### EXERCISE INPUTS
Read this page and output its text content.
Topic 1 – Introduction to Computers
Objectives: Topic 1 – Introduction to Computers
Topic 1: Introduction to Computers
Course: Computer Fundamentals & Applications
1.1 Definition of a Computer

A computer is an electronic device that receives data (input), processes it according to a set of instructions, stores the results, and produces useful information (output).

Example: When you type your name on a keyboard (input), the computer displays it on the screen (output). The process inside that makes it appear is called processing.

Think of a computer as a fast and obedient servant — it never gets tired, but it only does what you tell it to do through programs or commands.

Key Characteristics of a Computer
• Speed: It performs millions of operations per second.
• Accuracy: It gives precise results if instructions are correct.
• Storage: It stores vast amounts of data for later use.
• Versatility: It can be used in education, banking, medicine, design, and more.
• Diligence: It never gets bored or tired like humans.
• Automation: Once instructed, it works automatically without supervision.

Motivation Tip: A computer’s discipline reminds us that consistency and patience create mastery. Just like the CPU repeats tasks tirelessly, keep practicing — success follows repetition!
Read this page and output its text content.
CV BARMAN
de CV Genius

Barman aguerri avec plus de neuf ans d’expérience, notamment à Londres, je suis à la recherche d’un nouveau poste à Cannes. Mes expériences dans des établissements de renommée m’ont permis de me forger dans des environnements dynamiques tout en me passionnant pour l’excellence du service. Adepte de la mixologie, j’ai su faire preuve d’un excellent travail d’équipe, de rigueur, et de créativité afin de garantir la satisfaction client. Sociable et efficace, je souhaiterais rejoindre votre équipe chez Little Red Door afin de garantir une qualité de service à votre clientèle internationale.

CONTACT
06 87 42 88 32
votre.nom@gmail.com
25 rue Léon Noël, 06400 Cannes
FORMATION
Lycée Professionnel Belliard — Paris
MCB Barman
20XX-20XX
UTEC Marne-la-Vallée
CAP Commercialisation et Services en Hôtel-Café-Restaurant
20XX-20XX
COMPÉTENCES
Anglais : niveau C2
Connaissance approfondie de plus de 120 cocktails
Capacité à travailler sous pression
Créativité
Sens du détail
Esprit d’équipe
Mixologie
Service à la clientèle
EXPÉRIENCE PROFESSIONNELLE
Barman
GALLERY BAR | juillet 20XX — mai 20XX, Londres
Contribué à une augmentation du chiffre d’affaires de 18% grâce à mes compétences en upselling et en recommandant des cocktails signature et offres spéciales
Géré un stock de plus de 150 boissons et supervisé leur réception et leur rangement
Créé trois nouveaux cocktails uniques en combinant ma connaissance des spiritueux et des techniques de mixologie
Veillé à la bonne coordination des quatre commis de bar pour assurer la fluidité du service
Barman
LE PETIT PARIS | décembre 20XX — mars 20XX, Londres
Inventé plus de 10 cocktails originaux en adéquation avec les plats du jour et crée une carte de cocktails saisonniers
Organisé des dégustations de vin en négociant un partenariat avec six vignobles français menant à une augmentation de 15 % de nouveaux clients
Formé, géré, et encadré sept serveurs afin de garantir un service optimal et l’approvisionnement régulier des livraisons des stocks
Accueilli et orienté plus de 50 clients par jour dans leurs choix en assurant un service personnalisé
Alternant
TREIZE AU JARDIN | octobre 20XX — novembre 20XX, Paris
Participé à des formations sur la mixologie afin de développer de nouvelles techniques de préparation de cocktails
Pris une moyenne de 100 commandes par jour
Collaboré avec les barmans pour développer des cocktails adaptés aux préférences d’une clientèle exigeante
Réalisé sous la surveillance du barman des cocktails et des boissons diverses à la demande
######
**STATED GOAL**
For this exercise, gather every line of the data that contains the word "votre".

**EXERCISE ANSWER**
Barman aguerri avec plus de neuf ans d’expérience, notamment à Londres, je suis à la recherche d’un nouveau poste à Cannes. Mes expériences dans des établissements de renommée m’ont permis de me forger dans des environnements dynamiques tout en me passionnant pour l’excellence du service. Adepte de la mixologie, j’ai su faire preuve d’un excellent travail d’équipe, de rigueur, et de créativité afin de garantir la satisfaction client. Sociable et efficace, je souhaiterais rejoindre votre équipe chez Little Red Door afin de garantir une qualité de service à votre clientèle internationale.
votre.nom@gmail.com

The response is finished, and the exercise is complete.